→ **Written exercise**
Return all of the entries exactly as written.

→ **Dataset records**
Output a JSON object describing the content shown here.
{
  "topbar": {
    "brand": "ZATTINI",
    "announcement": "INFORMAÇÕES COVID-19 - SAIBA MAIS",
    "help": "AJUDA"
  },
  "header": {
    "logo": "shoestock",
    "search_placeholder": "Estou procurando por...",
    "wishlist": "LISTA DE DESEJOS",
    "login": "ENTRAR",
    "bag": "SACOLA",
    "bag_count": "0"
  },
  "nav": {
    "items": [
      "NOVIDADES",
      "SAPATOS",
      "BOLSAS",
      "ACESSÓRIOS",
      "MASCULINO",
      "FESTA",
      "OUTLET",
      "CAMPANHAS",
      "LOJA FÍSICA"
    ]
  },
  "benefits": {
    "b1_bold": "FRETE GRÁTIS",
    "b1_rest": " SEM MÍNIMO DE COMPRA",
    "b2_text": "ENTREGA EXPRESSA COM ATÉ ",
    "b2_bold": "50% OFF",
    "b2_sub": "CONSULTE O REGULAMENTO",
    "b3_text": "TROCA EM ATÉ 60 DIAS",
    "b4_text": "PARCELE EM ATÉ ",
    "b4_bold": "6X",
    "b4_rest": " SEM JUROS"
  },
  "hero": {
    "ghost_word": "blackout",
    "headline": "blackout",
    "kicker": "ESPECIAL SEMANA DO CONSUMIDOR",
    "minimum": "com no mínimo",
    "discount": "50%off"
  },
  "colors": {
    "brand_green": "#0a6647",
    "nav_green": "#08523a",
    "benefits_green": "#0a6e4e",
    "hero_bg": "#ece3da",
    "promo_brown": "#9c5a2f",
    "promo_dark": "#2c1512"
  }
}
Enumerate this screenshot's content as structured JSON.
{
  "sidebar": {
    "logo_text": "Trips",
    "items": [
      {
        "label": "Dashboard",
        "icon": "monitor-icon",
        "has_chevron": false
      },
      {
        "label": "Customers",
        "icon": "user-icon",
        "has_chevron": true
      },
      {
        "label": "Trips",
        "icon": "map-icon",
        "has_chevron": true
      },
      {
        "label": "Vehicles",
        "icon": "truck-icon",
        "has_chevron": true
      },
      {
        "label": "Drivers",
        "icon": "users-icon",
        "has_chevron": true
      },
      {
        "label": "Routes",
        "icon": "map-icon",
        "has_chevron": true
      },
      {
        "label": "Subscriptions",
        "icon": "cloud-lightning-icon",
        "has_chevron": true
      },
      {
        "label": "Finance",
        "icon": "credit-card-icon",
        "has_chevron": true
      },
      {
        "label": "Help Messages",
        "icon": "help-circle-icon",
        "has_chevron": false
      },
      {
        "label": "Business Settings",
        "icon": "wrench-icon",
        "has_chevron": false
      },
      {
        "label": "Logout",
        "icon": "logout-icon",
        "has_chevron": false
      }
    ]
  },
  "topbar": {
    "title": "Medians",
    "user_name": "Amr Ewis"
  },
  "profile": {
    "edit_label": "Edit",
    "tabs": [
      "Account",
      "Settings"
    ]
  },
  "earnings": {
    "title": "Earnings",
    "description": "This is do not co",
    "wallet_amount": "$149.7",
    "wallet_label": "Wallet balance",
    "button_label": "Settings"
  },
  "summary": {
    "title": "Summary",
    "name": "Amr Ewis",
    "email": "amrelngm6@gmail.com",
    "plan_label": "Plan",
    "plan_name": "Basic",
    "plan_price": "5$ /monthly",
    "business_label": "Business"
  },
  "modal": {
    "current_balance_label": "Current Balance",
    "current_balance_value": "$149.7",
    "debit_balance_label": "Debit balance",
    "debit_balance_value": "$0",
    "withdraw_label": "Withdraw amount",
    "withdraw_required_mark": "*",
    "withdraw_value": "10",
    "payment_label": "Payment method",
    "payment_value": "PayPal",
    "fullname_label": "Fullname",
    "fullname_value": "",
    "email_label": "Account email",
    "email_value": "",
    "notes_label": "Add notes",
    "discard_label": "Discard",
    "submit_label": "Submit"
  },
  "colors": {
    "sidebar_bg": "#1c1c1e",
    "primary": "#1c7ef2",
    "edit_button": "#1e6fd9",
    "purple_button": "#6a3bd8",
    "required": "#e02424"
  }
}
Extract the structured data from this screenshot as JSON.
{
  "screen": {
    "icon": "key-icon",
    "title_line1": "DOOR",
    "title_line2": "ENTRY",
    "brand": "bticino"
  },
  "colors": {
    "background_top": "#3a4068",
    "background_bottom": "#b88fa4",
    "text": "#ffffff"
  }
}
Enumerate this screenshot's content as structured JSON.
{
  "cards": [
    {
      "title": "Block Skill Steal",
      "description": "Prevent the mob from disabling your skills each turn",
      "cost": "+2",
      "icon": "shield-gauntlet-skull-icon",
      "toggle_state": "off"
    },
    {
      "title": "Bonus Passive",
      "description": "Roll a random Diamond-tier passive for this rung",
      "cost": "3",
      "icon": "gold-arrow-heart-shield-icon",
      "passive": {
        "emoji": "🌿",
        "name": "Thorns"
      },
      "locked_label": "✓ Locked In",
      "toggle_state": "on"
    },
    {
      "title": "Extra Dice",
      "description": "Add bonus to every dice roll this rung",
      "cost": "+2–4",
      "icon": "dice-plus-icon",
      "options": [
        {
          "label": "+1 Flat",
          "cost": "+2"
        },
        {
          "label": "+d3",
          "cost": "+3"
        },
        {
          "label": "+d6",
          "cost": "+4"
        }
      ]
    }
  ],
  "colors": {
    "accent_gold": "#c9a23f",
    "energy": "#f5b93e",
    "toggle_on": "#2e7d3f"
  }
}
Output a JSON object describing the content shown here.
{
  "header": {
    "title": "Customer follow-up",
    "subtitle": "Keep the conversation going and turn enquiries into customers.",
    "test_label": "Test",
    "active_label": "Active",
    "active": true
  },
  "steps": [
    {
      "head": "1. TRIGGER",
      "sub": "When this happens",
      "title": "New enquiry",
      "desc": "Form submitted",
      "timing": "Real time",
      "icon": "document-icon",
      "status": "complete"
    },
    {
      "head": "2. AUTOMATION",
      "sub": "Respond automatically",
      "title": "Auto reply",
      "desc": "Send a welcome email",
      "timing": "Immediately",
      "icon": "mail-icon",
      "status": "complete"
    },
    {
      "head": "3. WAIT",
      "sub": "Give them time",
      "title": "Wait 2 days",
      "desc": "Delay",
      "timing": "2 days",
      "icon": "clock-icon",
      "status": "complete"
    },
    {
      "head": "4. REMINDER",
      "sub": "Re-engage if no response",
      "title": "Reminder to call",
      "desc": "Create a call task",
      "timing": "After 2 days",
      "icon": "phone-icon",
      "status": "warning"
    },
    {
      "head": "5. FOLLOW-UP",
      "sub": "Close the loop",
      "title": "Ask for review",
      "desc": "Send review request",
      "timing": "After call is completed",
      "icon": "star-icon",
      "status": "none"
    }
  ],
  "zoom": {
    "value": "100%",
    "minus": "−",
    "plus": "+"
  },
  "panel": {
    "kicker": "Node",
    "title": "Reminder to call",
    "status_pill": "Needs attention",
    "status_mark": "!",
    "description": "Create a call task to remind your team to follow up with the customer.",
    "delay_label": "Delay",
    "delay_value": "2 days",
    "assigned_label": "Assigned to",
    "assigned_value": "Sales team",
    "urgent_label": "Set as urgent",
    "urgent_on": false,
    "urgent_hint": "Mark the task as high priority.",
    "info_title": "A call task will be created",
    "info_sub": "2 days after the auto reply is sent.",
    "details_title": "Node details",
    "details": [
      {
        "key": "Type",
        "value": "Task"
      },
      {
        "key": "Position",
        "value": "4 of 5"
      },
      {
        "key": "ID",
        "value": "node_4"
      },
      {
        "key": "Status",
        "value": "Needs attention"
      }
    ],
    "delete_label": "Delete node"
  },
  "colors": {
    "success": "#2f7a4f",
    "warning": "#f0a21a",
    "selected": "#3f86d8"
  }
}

→ **Complete response**
Output a JSON object describing the content shown here.
{
  "topbar": {
    "brand": "ZATTINI",
    "announcement": "INFORMAÇÕES COVID-19 - SAIBA MAIS",
    "help": "AJUDA"
  },
  "header": {
    "logo": "shoestock",
    "search_placeholder": "Estou procurando por...",
    "wishlist": "LISTA DE DESEJOS",
    "login": "ENTRAR",
    "bag": "SACOLA",
    "bag_count": "0"
  },
  "nav": {
    "items": [
      "NOVIDADES",
      "SAPATOS",
      "BOLSAS",
      "ACESSÓRIOS",
      "MASCULINO",
      "FESTA",
      "OUTLET",
      "CAMPANHAS",
      "LOJA FÍSICA"
    ]
  },
  "benefits": {
    "b1_bold": "FRETE GRÁTIS",
    "b1_rest": " SEM MÍNIMO DE COMPRA",
    "b2_text": "ENTREGA EXPRESSA COM ATÉ ",
    "b2_bold": "50% OFF",
    "b2_sub": "CONSULTE O REGULAMENTO",
    "b3_text": "TROCA EM ATÉ 60 DIAS",
    "b4_text": "PARCELE EM ATÉ ",
    "b4_bold": "6X",
    "b4_rest": " SEM JUROS"
  },
  "hero": {
    "ghost_word": "blackout",
    "headline": "blackout",
    "kicker": "ESPECIAL SEMANA DO CONSUMIDOR",
    "minimum": "com no mínimo",
    "discount": "50%off"
  },
  "colors": {
    "brand_green": "#0a6647",
    "nav_green": "#08523a",
    "benefits_green": "#0a6e4e",
    "hero_bg": "#ece3da",
    "promo_brown": "#9c5a2f",
    "promo_dark": "#2c1512"
  }
}
Enumerate this screenshot's content as structured JSON.
{
  "sidebar": {
    "logo_text": "Trips",
    "items": [
      {
        "label": "Dashboard",
        "icon": "monitor-icon",
        "has_chevron": false
      },
      {
        "label": "Customers",
        "icon": "user-icon",
        "has_chevron": true
      },
      {
        "label": "Trips",
        "icon": "map-icon",
        "has_chevron": true
      },
      {
        "label": "Vehicles",
        "icon": "truck-icon",
        "has_chevron": true
      },
      {
        "label": "Drivers",
        "icon": "users-icon",
        "has_chevron": true
      },
      {
        "label": "Routes",
        "icon": "map-icon",
        "has_chevron": true
      },
      {
        "label": "Subscriptions",
        "icon": "cloud-lightning-icon",
        "has_chevron": true
      },
      {
        "label": "Finance",
        "icon": "credit-card-icon",
        "has_chevron": true
      },
      {
        "label": "Help Messages",
        "icon": "help-circle-icon",
        "has_chevron": false
      },
      {
        "label": "Business Settings",
        "icon": "wrench-icon",
        "has_chevron": false
      },
      {
        "label": "Logout",
        "icon": "logout-icon",
        "has_chevron": false
      }
    ]
  },
  "topbar": {
    "title": "Medians",
    "user_name": "Amr Ewis"
  },
  "profile": {
    "edit_label": "Edit",
    "tabs": [
      "Account",
      "Settings"
    ]
  },
  "earnings": {
    "title": "Earnings",
    "description": "This is do not co",
    "wallet_amount": "$149.7",
    "wallet_label": "Wallet balance",
    "button_label": "Settings"
  },
  "summary": {
    "title": "Summary",
    "name": "Amr Ewis",
    "email": "amrelngm6@gmail.com",
    "plan_label": "Plan",
    "plan_name": "Basic",
    "plan_price": "5$ /monthly",
    "business_label": "Business"
  },
  "modal": {
    "current_balance_label": "Current Balance",
    "current_balance_value": "$149.7",
    "debit_balance_label": "Debit balance",
    "debit_balance_value": "$0",
    "withdraw_label": "Withdraw amount",
    "withdraw_required_mark": "*",
    "withdraw_value": "10",
    "payment_label": "Payment method",
    "payment_value": "PayPal",
    "fullname_label": "Fullname",
    "fullname_value": "",
    "email_label": "Account email",
    "email_value": "",
    "notes_label": "Add notes",
    "discard_label": "Discard",
    "submit_label": "Submit"
  },
  "colors": {
    "sidebar_bg": "#1c1c1e",
    "primary": "#1c7ef2",
    "edit_button": "#1e6fd9",
    "purple_button": "#6a3bd8",
    "required": "#e02424"
  }
}
Extract the structured data from this screenshot as JSON.
{
  "screen": {
    "icon": "key-icon",
    "title_line1": "DOOR",
    "title_line2": "ENTRY",
    "brand": "bticino"
  },
  "colors": {
    "background_top": "#3a4068",
    "background_bottom": "#b88fa4",
    "text": "#ffffff"
  }
}
Enumerate this screenshot's content as structured JSON.
{
  "cards": [
    {
      "title": "Block Skill Steal",
      "description": "Prevent the mob from disabling your skills each turn",
      "cost": "+2",
      "icon": "shield-gauntlet-skull-icon",
      "toggle_state": "off"
    },
    {
      "title": "Bonus Passive",
      "description": "Roll a random Diamond-tier passive for this rung",
      "cost": "3",
      "icon": "gold-arrow-heart-shield-icon",
      "passive": {
        "emoji": "🌿",
        "name": "Thorns"
      },
      "locked_label": "✓ Locked In",
      "toggle_state": "on"
    },
    {
      "title": "Extra Dice",
      "description": "Add bonus to every dice roll this rung",
      "cost": "+2–4",
      "icon": "dice-plus-icon",
      "options": [
        {
          "label": "+1 Flat",
          "cost": "+2"
        },
        {
          "label": "+d3",
          "cost": "+3"
        },
        {
          "label": "+d6",
          "cost": "+4"
        }
      ]
    }
  ],
  "colors": {
    "accent_gold": "#c9a23f",
    "energy": "#f5b93e",
    "toggle_on": "#2e7d3f"
  }
}
Output a JSON object describing the content shown here.
{
  "header": {
    "title": "Customer follow-up",
    "subtitle": "Keep the conversation going and turn enquiries into customers.",
    "test_label": "Test",
    "active_label": "Active",
    "active": true
  },
  "steps": [
    {
      "head": "1. TRIGGER",
      "sub": "When this happens",
      "title": "New enquiry",
      "desc": "Form submitted",
      "timing": "Real time",
      "icon": "document-icon",
      "status": "complete"
    },
    {
      "head": "2. AUTOMATION",
      "sub": "Respond automatically",
      "title": "Auto reply",
      "desc": "Send a welcome email",
      "timing": "Immediately",
      "icon": "mail-icon",
      "status": "complete"
    },
    {
      "head": "3. WAIT",
      "sub": "Give them time",
      "title": "Wait 2 days",
      "desc": "Delay",
      "timing": "2 days",
      "icon": "clock-icon",
      "status": "complete"
    },
    {
      "head": "4. REMINDER",
      "sub": "Re-engage if no response",
      "title": "Reminder to call",
      "desc": "Create a call task",
      "timing": "After 2 days",
      "icon": "phone-icon",
      "status": "warning"
    },
    {
      "head": "5. FOLLOW-UP",
      "sub": "Close the loop",
      "title": "Ask for review",
      "desc": "Send review request",
      "timing": "After call is completed",
      "icon": "star-icon",
      "status": "none"
    }
  ],
  "zoom": {
    "value": "100%",
    "minus": "−",
    "plus": "+"
  },
  "panel": {
    "kicker": "Node",
    "title": "Reminder to call",
    "status_pill": "Needs attention",
    "status_mark": "!",
    "description": "Create a call task to remind your team to follow up with the customer.",
    "delay_label": "Delay",
    "delay_value": "2 days",
    "assigned_label": "Assigned to",
    "assigned_value": "Sales team",
    "urgent_label": "Set as urgent",
    "urgent_on": false,
    "urgent_hint": "Mark the task as high priority.",
    "info_title": "A call task will be created",
    "info_sub": "2 days after the auto reply is sent.",
    "details_title": "Node details",
    "details": [
      {
        "key": "Type",
        "value": "Task"
      },
      {
        "key": "Position",
        "value": "4 of 5"
      },
      {
        "key": "ID",
        "value": "node_4"
      },
      {
        "key": "Status",
        "value": "Needs attention"
      }
    ],
    "delete_label": "Delete node"
  },
  "colors": {
    "success": "#2f7a4f",
    "warning": "#f0a21a",
    "selected": "#3f86d8"
  }
}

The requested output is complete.